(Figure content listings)
━━━━━━━━━━━━━━━━━━━━━━━━━━━━━━

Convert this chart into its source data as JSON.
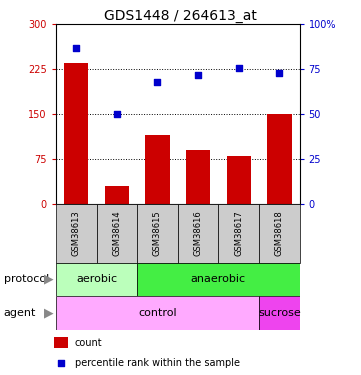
{
  "title": "GDS1448 / 264613_at",
  "samples": [
    "GSM38613",
    "GSM38614",
    "GSM38615",
    "GSM38616",
    "GSM38617",
    "GSM38618"
  ],
  "counts": [
    235,
    30,
    115,
    90,
    80,
    150
  ],
  "percentiles": [
    87,
    50,
    68,
    72,
    76,
    73
  ],
  "ylim_left": [
    0,
    300
  ],
  "ylim_right": [
    0,
    100
  ],
  "yticks_left": [
    0,
    75,
    150,
    225,
    300
  ],
  "yticks_right": [
    0,
    25,
    50,
    75,
    100
  ],
  "bar_color": "#cc0000",
  "scatter_color": "#0000cc",
  "protocol_labels": [
    [
      "aerobic",
      0,
      2
    ],
    [
      "anaerobic",
      2,
      6
    ]
  ],
  "protocol_colors": [
    "#bbffbb",
    "#44ee44"
  ],
  "agent_labels": [
    [
      "control",
      0,
      5
    ],
    [
      "sucrose",
      5,
      6
    ]
  ],
  "agent_colors": [
    "#ffaaff",
    "#ee44ee"
  ],
  "sample_bg_color": "#cccccc",
  "legend_count_color": "#cc0000",
  "legend_pct_color": "#0000cc",
  "title_fontsize": 10,
  "tick_fontsize": 7,
  "row_label_fontsize": 8,
  "sample_fontsize": 6,
  "legend_fontsize": 7,
  "dotted_lines": [
    75,
    150,
    225
  ]
}
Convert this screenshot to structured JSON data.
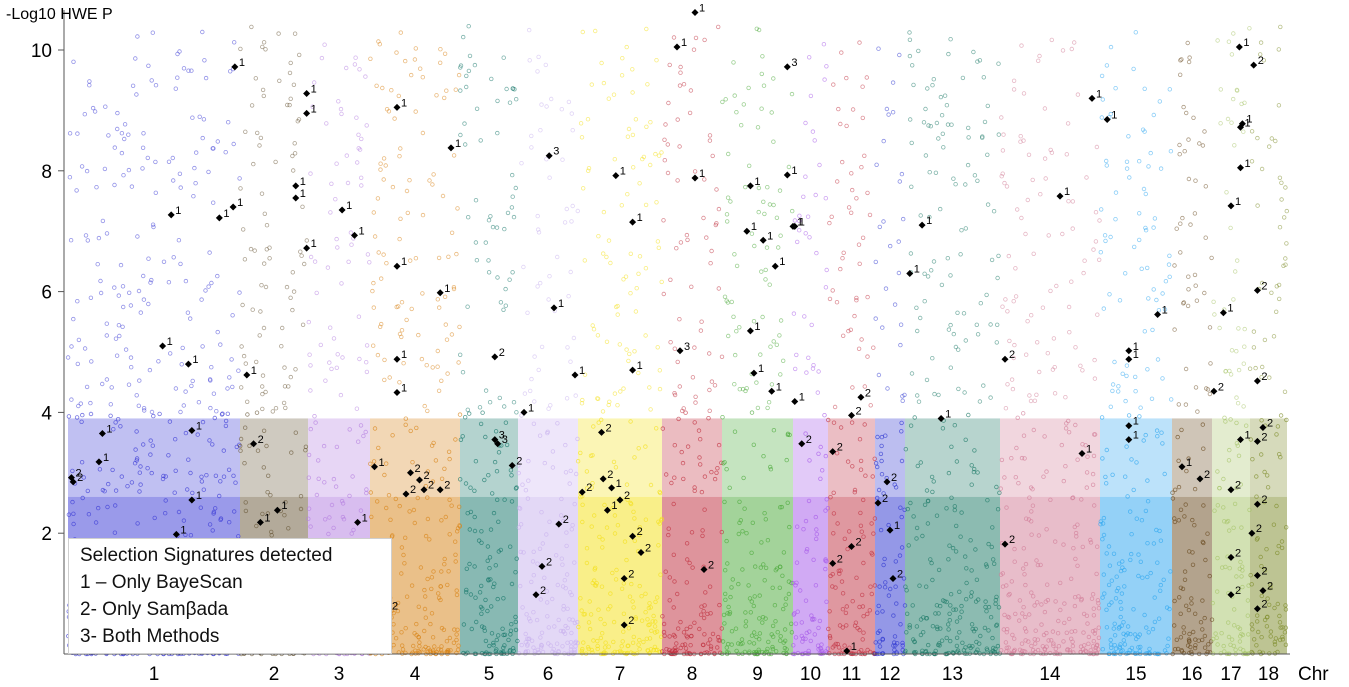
{
  "chart_data": {
    "type": "scatter",
    "title": "",
    "ylabel": "-Log10 HWE P",
    "xlabel": "Chr",
    "ylim": [
      0,
      10.6
    ],
    "yticks": [
      2,
      4,
      6,
      8,
      10
    ],
    "chromosomes": [
      {
        "label": "1",
        "color": "#3b3bd6"
      },
      {
        "label": "2",
        "color": "#6b5a3a"
      },
      {
        "label": "3",
        "color": "#b57fe0"
      },
      {
        "label": "4",
        "color": "#d88418"
      },
      {
        "label": "5",
        "color": "#16766a"
      },
      {
        "label": "6",
        "color": "#c9b2ee"
      },
      {
        "label": "7",
        "color": "#f4e01a"
      },
      {
        "label": "8",
        "color": "#c0303e"
      },
      {
        "label": "9",
        "color": "#4caa3a"
      },
      {
        "label": "10",
        "color": "#a65ae8"
      },
      {
        "label": "11",
        "color": "#c23646"
      },
      {
        "label": "12",
        "color": "#2e36d0"
      },
      {
        "label": "13",
        "color": "#1e7a68"
      },
      {
        "label": "14",
        "color": "#d27e98"
      },
      {
        "label": "15",
        "color": "#2ea6f0"
      },
      {
        "label": "16",
        "color": "#6a4a20"
      },
      {
        "label": "17",
        "color": "#a7c46a"
      },
      {
        "label": "18",
        "color": "#7e8c2a"
      }
    ],
    "signatures": [
      {
        "chr": "1",
        "pos": 0.02,
        "y": 2.92,
        "method": "2"
      },
      {
        "chr": "1",
        "pos": 0.03,
        "y": 2.85,
        "method": "2"
      },
      {
        "chr": "1",
        "pos": 0.2,
        "y": 3.65,
        "method": "1"
      },
      {
        "chr": "1",
        "pos": 0.18,
        "y": 3.18,
        "method": "1"
      },
      {
        "chr": "1",
        "pos": 0.6,
        "y": 7.27,
        "method": "1"
      },
      {
        "chr": "1",
        "pos": 0.55,
        "y": 5.1,
        "method": "1"
      },
      {
        "chr": "1",
        "pos": 0.7,
        "y": 4.8,
        "method": "1"
      },
      {
        "chr": "1",
        "pos": 0.72,
        "y": 3.7,
        "method": "1"
      },
      {
        "chr": "1",
        "pos": 0.72,
        "y": 2.55,
        "method": "1"
      },
      {
        "chr": "1",
        "pos": 0.63,
        "y": 1.98,
        "method": "1"
      },
      {
        "chr": "1",
        "pos": 0.88,
        "y": 7.22,
        "method": "1"
      },
      {
        "chr": "1",
        "pos": 0.96,
        "y": 7.4,
        "method": "1"
      },
      {
        "chr": "1",
        "pos": 0.97,
        "y": 9.72,
        "method": "1"
      },
      {
        "chr": "2",
        "pos": 0.1,
        "y": 4.62,
        "method": "1"
      },
      {
        "chr": "2",
        "pos": 0.2,
        "y": 3.48,
        "method": "2"
      },
      {
        "chr": "2",
        "pos": 0.3,
        "y": 2.18,
        "method": "1"
      },
      {
        "chr": "2",
        "pos": 0.55,
        "y": 2.38,
        "method": "1"
      },
      {
        "chr": "2",
        "pos": 0.82,
        "y": 7.75,
        "method": "1"
      },
      {
        "chr": "2",
        "pos": 0.82,
        "y": 7.55,
        "method": "1"
      },
      {
        "chr": "2",
        "pos": 0.98,
        "y": 9.28,
        "method": "1"
      },
      {
        "chr": "2",
        "pos": 0.98,
        "y": 8.95,
        "method": "1"
      },
      {
        "chr": "2",
        "pos": 0.98,
        "y": 6.72,
        "method": "1"
      },
      {
        "chr": "3",
        "pos": 0.55,
        "y": 7.35,
        "method": "1"
      },
      {
        "chr": "3",
        "pos": 0.75,
        "y": 6.93,
        "method": "1"
      },
      {
        "chr": "3",
        "pos": 0.8,
        "y": 2.18,
        "method": "1"
      },
      {
        "chr": "4",
        "pos": 0.05,
        "y": 3.1,
        "method": "1"
      },
      {
        "chr": "4",
        "pos": 0.3,
        "y": 4.88,
        "method": "1"
      },
      {
        "chr": "4",
        "pos": 0.3,
        "y": 4.33,
        "method": "1"
      },
      {
        "chr": "4",
        "pos": 0.3,
        "y": 9.05,
        "method": "1"
      },
      {
        "chr": "4",
        "pos": 0.3,
        "y": 6.42,
        "method": "1"
      },
      {
        "chr": "4",
        "pos": 0.45,
        "y": 3.0,
        "method": "2"
      },
      {
        "chr": "4",
        "pos": 0.55,
        "y": 2.88,
        "method": "2"
      },
      {
        "chr": "4",
        "pos": 0.6,
        "y": 2.72,
        "method": "2"
      },
      {
        "chr": "4",
        "pos": 0.4,
        "y": 2.65,
        "method": "2"
      },
      {
        "chr": "4",
        "pos": 0.78,
        "y": 2.72,
        "method": "2"
      },
      {
        "chr": "4",
        "pos": 0.78,
        "y": 5.98,
        "method": "1"
      },
      {
        "chr": "4",
        "pos": 0.9,
        "y": 8.38,
        "method": "1"
      },
      {
        "chr": "4",
        "pos": 0.2,
        "y": 0.72,
        "method": "2"
      },
      {
        "chr": "5",
        "pos": 0.6,
        "y": 4.92,
        "method": "2"
      },
      {
        "chr": "5",
        "pos": 0.6,
        "y": 3.55,
        "method": "3"
      },
      {
        "chr": "5",
        "pos": 0.65,
        "y": 3.48,
        "method": "3"
      },
      {
        "chr": "5",
        "pos": 0.9,
        "y": 3.12,
        "method": "2"
      },
      {
        "chr": "6",
        "pos": 0.1,
        "y": 4.0,
        "method": "1"
      },
      {
        "chr": "6",
        "pos": 0.6,
        "y": 5.73,
        "method": "1"
      },
      {
        "chr": "6",
        "pos": 0.68,
        "y": 2.15,
        "method": "2"
      },
      {
        "chr": "6",
        "pos": 0.4,
        "y": 1.45,
        "method": "2"
      },
      {
        "chr": "6",
        "pos": 0.3,
        "y": 0.98,
        "method": "2"
      },
      {
        "chr": "6",
        "pos": 0.52,
        "y": 8.25,
        "method": "3"
      },
      {
        "chr": "6",
        "pos": 0.95,
        "y": 4.62,
        "method": "1"
      },
      {
        "chr": "7",
        "pos": 0.05,
        "y": 2.68,
        "method": "2"
      },
      {
        "chr": "7",
        "pos": 0.28,
        "y": 3.67,
        "method": "2"
      },
      {
        "chr": "7",
        "pos": 0.3,
        "y": 2.9,
        "method": "2"
      },
      {
        "chr": "7",
        "pos": 0.4,
        "y": 2.75,
        "method": "1"
      },
      {
        "chr": "7",
        "pos": 0.5,
        "y": 2.55,
        "method": "2"
      },
      {
        "chr": "7",
        "pos": 0.35,
        "y": 2.38,
        "method": "1"
      },
      {
        "chr": "7",
        "pos": 0.65,
        "y": 1.95,
        "method": "2"
      },
      {
        "chr": "7",
        "pos": 0.75,
        "y": 1.68,
        "method": "2"
      },
      {
        "chr": "7",
        "pos": 0.55,
        "y": 1.25,
        "method": "2"
      },
      {
        "chr": "7",
        "pos": 0.55,
        "y": 0.48,
        "method": "2"
      },
      {
        "chr": "7",
        "pos": 0.45,
        "y": 7.92,
        "method": "1"
      },
      {
        "chr": "7",
        "pos": 0.65,
        "y": 7.15,
        "method": "1"
      },
      {
        "chr": "7",
        "pos": 0.65,
        "y": 4.7,
        "method": "1"
      },
      {
        "chr": "8",
        "pos": 0.25,
        "y": 10.05,
        "method": "1"
      },
      {
        "chr": "8",
        "pos": 0.55,
        "y": 10.62,
        "method": "1"
      },
      {
        "chr": "8",
        "pos": 0.55,
        "y": 7.88,
        "method": "1"
      },
      {
        "chr": "8",
        "pos": 0.3,
        "y": 5.02,
        "method": "3"
      },
      {
        "chr": "8",
        "pos": 0.7,
        "y": 1.4,
        "method": "2"
      },
      {
        "chr": "9",
        "pos": 0.4,
        "y": 7.75,
        "method": "1"
      },
      {
        "chr": "9",
        "pos": 0.4,
        "y": 5.35,
        "method": "1"
      },
      {
        "chr": "9",
        "pos": 0.45,
        "y": 4.65,
        "method": "1"
      },
      {
        "chr": "9",
        "pos": 0.35,
        "y": 7.0,
        "method": "1"
      },
      {
        "chr": "9",
        "pos": 0.58,
        "y": 6.85,
        "method": "1"
      },
      {
        "chr": "9",
        "pos": 0.75,
        "y": 6.42,
        "method": "1"
      },
      {
        "chr": "9",
        "pos": 0.7,
        "y": 4.35,
        "method": "1"
      },
      {
        "chr": "9",
        "pos": 0.92,
        "y": 9.72,
        "method": "3"
      },
      {
        "chr": "9",
        "pos": 0.92,
        "y": 7.93,
        "method": "1"
      },
      {
        "chr": "9",
        "pos": 1.0,
        "y": 7.08,
        "method": "1"
      },
      {
        "chr": "10",
        "pos": 0.05,
        "y": 7.08,
        "method": "1"
      },
      {
        "chr": "10",
        "pos": 0.05,
        "y": 4.18,
        "method": "1"
      },
      {
        "chr": "10",
        "pos": 0.25,
        "y": 3.48,
        "method": "2"
      },
      {
        "chr": "11",
        "pos": 0.1,
        "y": 3.35,
        "method": "2"
      },
      {
        "chr": "11",
        "pos": 0.5,
        "y": 3.95,
        "method": "2"
      },
      {
        "chr": "11",
        "pos": 0.7,
        "y": 4.25,
        "method": "2"
      },
      {
        "chr": "11",
        "pos": 0.1,
        "y": 1.5,
        "method": "2"
      },
      {
        "chr": "11",
        "pos": 0.5,
        "y": 1.78,
        "method": "2"
      },
      {
        "chr": "11",
        "pos": 0.4,
        "y": 0.05,
        "method": "1"
      },
      {
        "chr": "12",
        "pos": 0.1,
        "y": 2.5,
        "method": "2"
      },
      {
        "chr": "12",
        "pos": 0.4,
        "y": 2.85,
        "method": "2"
      },
      {
        "chr": "12",
        "pos": 0.5,
        "y": 2.05,
        "method": "1"
      },
      {
        "chr": "12",
        "pos": 0.6,
        "y": 1.25,
        "method": "2"
      },
      {
        "chr": "13",
        "pos": 0.05,
        "y": 6.3,
        "method": "1"
      },
      {
        "chr": "13",
        "pos": 0.18,
        "y": 7.1,
        "method": "1"
      },
      {
        "chr": "13",
        "pos": 0.38,
        "y": 3.9,
        "method": "1"
      },
      {
        "chr": "14",
        "pos": 0.05,
        "y": 4.88,
        "method": "2"
      },
      {
        "chr": "14",
        "pos": 0.05,
        "y": 1.82,
        "method": "2"
      },
      {
        "chr": "14",
        "pos": 0.6,
        "y": 7.58,
        "method": "1"
      },
      {
        "chr": "14",
        "pos": 0.82,
        "y": 3.32,
        "method": "1"
      },
      {
        "chr": "14",
        "pos": 0.92,
        "y": 9.2,
        "method": "1"
      },
      {
        "chr": "15",
        "pos": 0.1,
        "y": 8.85,
        "method": "1"
      },
      {
        "chr": "15",
        "pos": 0.4,
        "y": 5.02,
        "method": "1"
      },
      {
        "chr": "15",
        "pos": 0.4,
        "y": 4.88,
        "method": "1"
      },
      {
        "chr": "15",
        "pos": 0.4,
        "y": 3.78,
        "method": "1"
      },
      {
        "chr": "15",
        "pos": 0.4,
        "y": 3.55,
        "method": "1"
      },
      {
        "chr": "15",
        "pos": 0.8,
        "y": 5.62,
        "method": "1"
      },
      {
        "chr": "16",
        "pos": 0.25,
        "y": 3.1,
        "method": "1"
      },
      {
        "chr": "16",
        "pos": 0.7,
        "y": 2.9,
        "method": "2"
      },
      {
        "chr": "17",
        "pos": 0.05,
        "y": 4.35,
        "method": "2"
      },
      {
        "chr": "17",
        "pos": 0.3,
        "y": 5.65,
        "method": "1"
      },
      {
        "chr": "17",
        "pos": 0.5,
        "y": 7.42,
        "method": "1"
      },
      {
        "chr": "17",
        "pos": 0.5,
        "y": 2.72,
        "method": "2"
      },
      {
        "chr": "17",
        "pos": 0.5,
        "y": 1.6,
        "method": "2"
      },
      {
        "chr": "17",
        "pos": 0.5,
        "y": 0.98,
        "method": "2"
      },
      {
        "chr": "17",
        "pos": 0.72,
        "y": 10.05,
        "method": "1"
      },
      {
        "chr": "17",
        "pos": 0.75,
        "y": 8.72,
        "method": "1"
      },
      {
        "chr": "17",
        "pos": 0.8,
        "y": 8.78,
        "method": "1"
      },
      {
        "chr": "17",
        "pos": 0.75,
        "y": 8.05,
        "method": "1"
      },
      {
        "chr": "17",
        "pos": 0.75,
        "y": 3.55,
        "method": "1"
      },
      {
        "chr": "18",
        "pos": 0.1,
        "y": 9.75,
        "method": "2"
      },
      {
        "chr": "18",
        "pos": 0.2,
        "y": 6.02,
        "method": "2"
      },
      {
        "chr": "18",
        "pos": 0.2,
        "y": 4.52,
        "method": "2"
      },
      {
        "chr": "18",
        "pos": 0.2,
        "y": 3.52,
        "method": "2"
      },
      {
        "chr": "18",
        "pos": 0.35,
        "y": 3.75,
        "method": "2"
      },
      {
        "chr": "18",
        "pos": 0.2,
        "y": 2.48,
        "method": "2"
      },
      {
        "chr": "18",
        "pos": 0.05,
        "y": 2.0,
        "method": "2"
      },
      {
        "chr": "18",
        "pos": 0.2,
        "y": 1.3,
        "method": "2"
      },
      {
        "chr": "18",
        "pos": 0.35,
        "y": 1.05,
        "method": "2"
      },
      {
        "chr": "18",
        "pos": 0.2,
        "y": 0.75,
        "method": "2"
      }
    ],
    "legend": {
      "title": "Selection Signatures detected",
      "entries": [
        "1 – Only  BayeScan",
        "2- Only Samβada",
        "3- Both Methods"
      ],
      "placement": "bottom-left"
    },
    "grid": false
  }
}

━━━━━━━━━━━━━━━━━━━━━━━━━━━━━━

## Task brief
Read through the entries and copy every line that includes "this".

## Right answer
Convert this chart into its source data as JSON.
Convert this screenshot to structured JSON data.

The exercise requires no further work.